Records from a collection
□ □ □ □

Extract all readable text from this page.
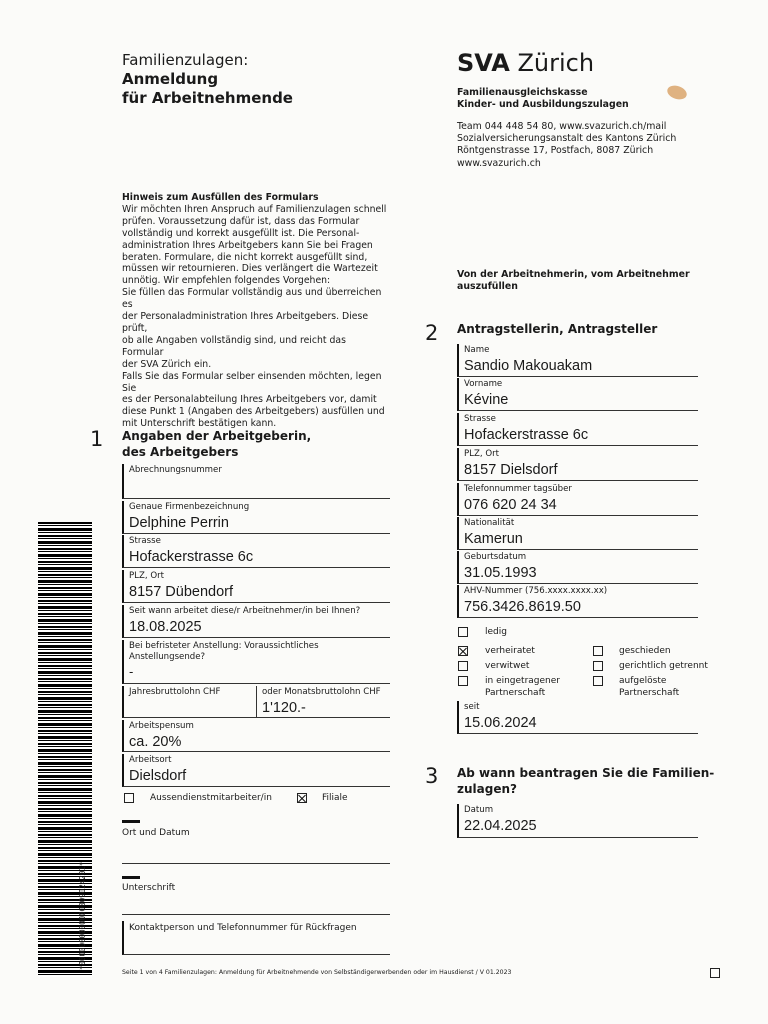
Familienzulagen:
Anmeldung
für Arbeitnehmende
SVA Zürich
Familienausgleichskasse
Kinder- und Ausbildungszulagen
Team 044 448 54 80, www.svazurich.ch/mail
Sozialversicherungsanstalt des Kantons Zürich
Röntgenstrasse 17, Postfach, 8087 Zürich
www.svazurich.ch
Hinweis zum Ausfüllen des Formulars
Wir möchten Ihren Anspruch auf Familienzulagen schnell
prüfen. Voraussetzung dafür ist, dass das Formular
vollständig und korrekt ausgefüllt ist. Die Personal-
administration Ihres Arbeitgebers kann Sie bei Fragen
beraten. Formulare, die nicht korrekt ausgefüllt sind,
müssen wir retournieren. Dies verlängert die Wartezeit
unnötig. Wir empfehlen folgendes Vorgehen:
Sie füllen das Formular vollständig aus und überreichen es
der Personaladministration Ihres Arbeitgebers. Diese prüft,
ob alle Angaben vollständig sind, und reicht das Formular
der SVA Zürich ein.
Falls Sie das Formular selber einsenden möchten, legen Sie
es der Personalabteilung Ihres Arbeitgebers vor, damit
diese Punkt 1 (Angaben des Arbeitgebers) ausfüllen und
mit Unterschrift bestätigen kann.
Von der Arbeitnehmerin, vom Arbeitnehmer
auszufüllen
1 Angaben der Arbeitgeberin,
des Arbeitgebers
Abrechnungsnummer
Genaue Firmenbezeichnung
Delphine Perrin
Strasse
Hofackerstrasse 6c
PLZ, Ort
8157 Dübendorf
Seit wann arbeitet diese/r Arbeitnehmer/in bei Ihnen?
18.08.2025
Bei befristeter Anstellung: Voraussichtliches
Anstellungsende?
-
Jahresbruttolohn CHF	oder Monatsbruttolohn CHF
1'120.-
Arbeitspensum
ca. 20%
Arbeitsort
Dielsdorf
Aussendienstmitarbeiter/in	Filiale
Ort und Datum
Unterschrift
Kontaktperson und Telefonnummer für Rückfragen
2 Antragstellerin, Antragsteller
Name
Sandio Makouakam
Vorname
Kévine
Strasse
Hofackerstrasse 6c
PLZ, Ort
8157 Dielsdorf
Telefonnummer tagsüber
076 620 24 34
Nationalität
Kamerun
Geburtsdatum
31.05.1993
AHV-Nummer (756.xxxx.xxxx.xx)
756.3426.8619.50
ledig
verheiratet
verwitwet
in eingetragener
Partnerschaft
geschieden
gerichtlich getrennt
aufgelöste
Partnerschaft
seit
15.06.2024
3 Ab wann beantragen Sie die Familien-
zulagen?
Datum
22.04.2025
*0000000000000009024201*
Seite 1 von 4 Familienzulagen: Anmeldung für Arbeitnehmende von Selbständigerwerbenden oder im Hausdienst / V 01.2023
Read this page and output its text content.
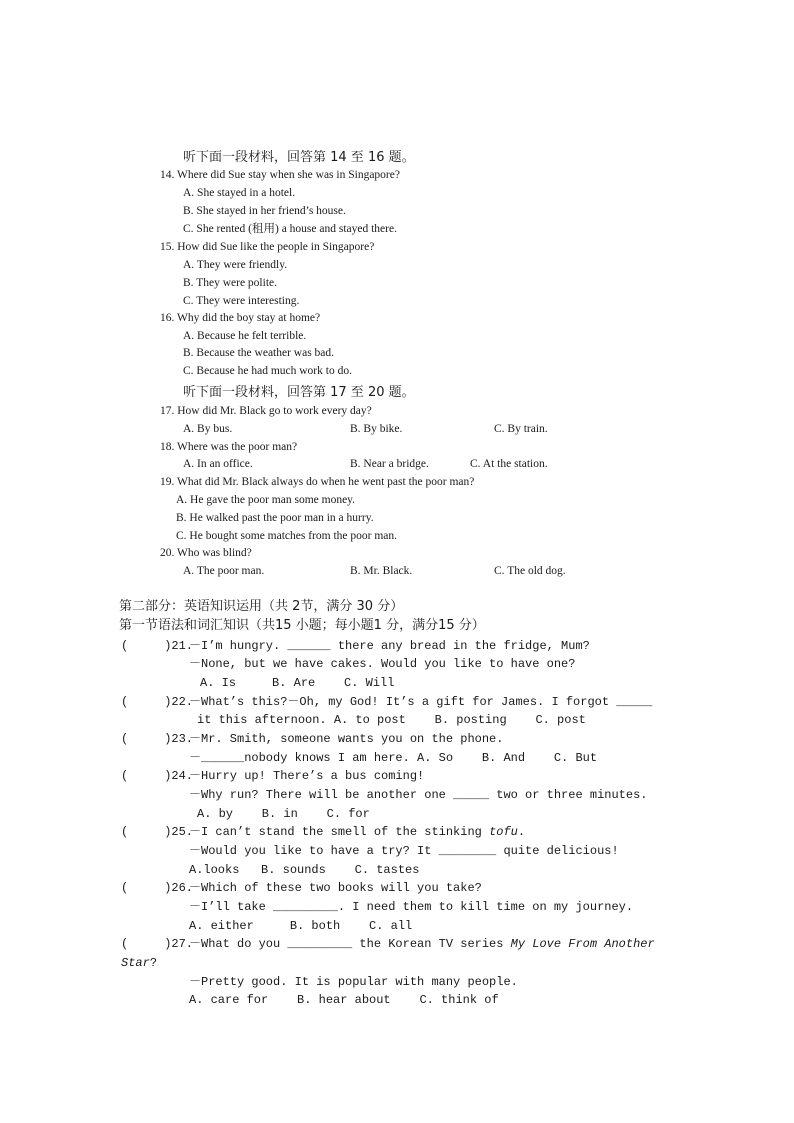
听下面一段材料，回答第 14 至 16 题。
14. Where did Sue stay when she was in Singapore?
A. She stayed in a hotel.
B. She stayed in her friend’s house.
C. She rented (租用) a house and stayed there.
15. How did Sue like the people in Singapore?
A. They were friendly.
B. They were polite.
C. They were interesting.
16. Why did the boy stay at home?
A. Because he felt terrible.
B. Because the weather was bad.
C. Because he had much work to do.
听下面一段材料，回答第 17 至 20 题。
17. How did Mr. Black go to work every day?
A. By bus.	B. By bike.	C. By train.
18. Where was the poor man?
A. In an office.	B. Near a bridge.	C. At the station.
19. What did Mr. Black always do when he went past the poor man?
A. He gave the poor man some money.
B. He walked past the poor man in a hurry.
C. He bought some matches from the poor man.
20. Who was blind?
A. The poor man.	B. Mr. Black.	C. The old dog.
第二部分：英语知识运用（共 2节，满分 30 分）
第一节语法和词汇知识（共15 小题；每小题1 分，满分15 分）
(     )21.
－I’m hungry. ______ there any bread in the fridge, Mum?
－None, but we have cakes. Would you like to have one?
A. Is     B. Are    C. Will
(     )22.
－What’s this?－Oh, my God! It’s a gift for James. I forgot _____
it this afternoon. A. to post    B. posting    C. post
(     )23.
－Mr. Smith, someone wants you on the phone.
－______nobody knows I am here. A. So    B. And    C. But
(     )24.
－Hurry up! There’s a bus coming!
－Why run? There will be another one _____ two or three minutes.
A. by    B. in    C. for
(     )25.
－I can’t stand the smell of the stinking tofu.
－Would you like to have a try? It ________ quite delicious!
A.looks   B. sounds    C. tastes
(     )26.
－Which of these two books will you take?
－I’ll take _________. I need them to kill time on my journey.
A. either     B. both    C. all
(     )27.
－What do you _________ the Korean TV series My Love From Another
Star?
－Pretty good. It is popular with many people.
A. care for    B. hear about    C. think of
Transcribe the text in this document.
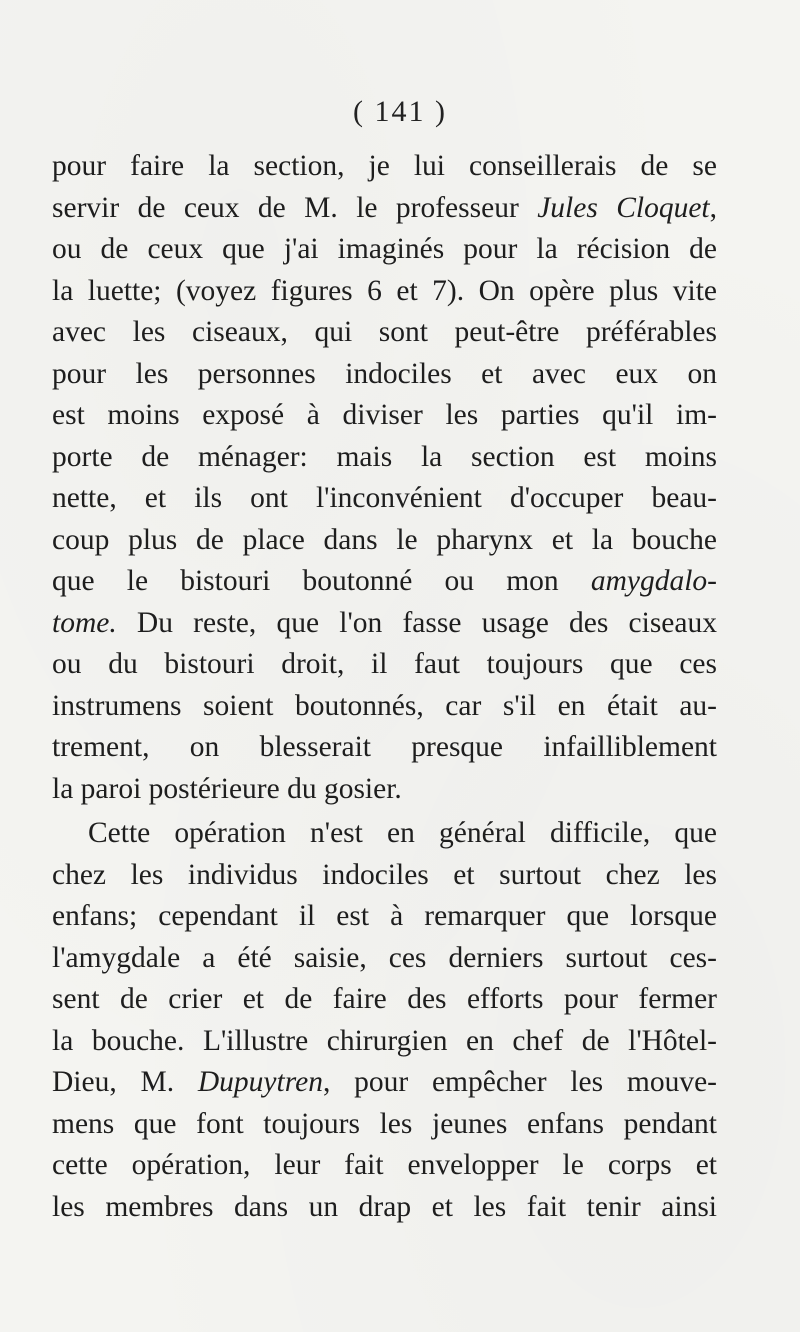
( 141 )
pour faire la section, je lui conseillerais de se
servir de ceux de M. le professeur Jules Cloquet,
ou de ceux que j'ai imaginés pour la récision de
la luette; (voyez figures 6 et 7). On opère plus vite
avec les ciseaux, qui sont peut-être préférables
pour les personnes indociles et avec eux on
est moins exposé à diviser les parties qu'il im-
porte de ménager: mais la section est moins
nette, et ils ont l'inconvénient d'occuper beau-
coup plus de place dans le pharynx et la bouche
que le bistouri boutonné ou mon amygdalo-
tome. Du reste, que l'on fasse usage des ciseaux
ou du bistouri droit, il faut toujours que ces
instrumens soient boutonnés, car s'il en était au-
trement, on blesserait presque infailliblement
la paroi postérieure du gosier.
Cette opération n'est en général difficile, que
chez les individus indociles et surtout chez les
enfans; cependant il est à remarquer que lorsque
l'amygdale a été saisie, ces derniers surtout ces-
sent de crier et de faire des efforts pour fermer
la bouche. L'illustre chirurgien en chef de l'Hôtel-
Dieu, M. Dupuytren, pour empêcher les mouve-
mens que font toujours les jeunes enfans pendant
cette opération, leur fait envelopper le corps et
les membres dans un drap et les fait tenir ainsi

□ □ □ □

• [SHORT TASK]: Show every line from the entries above in which "house" appears.

• [EXERCISE SOLUTION]:
B. She stayed in her friend’s house.
C. She rented (租用) a house and stayed there.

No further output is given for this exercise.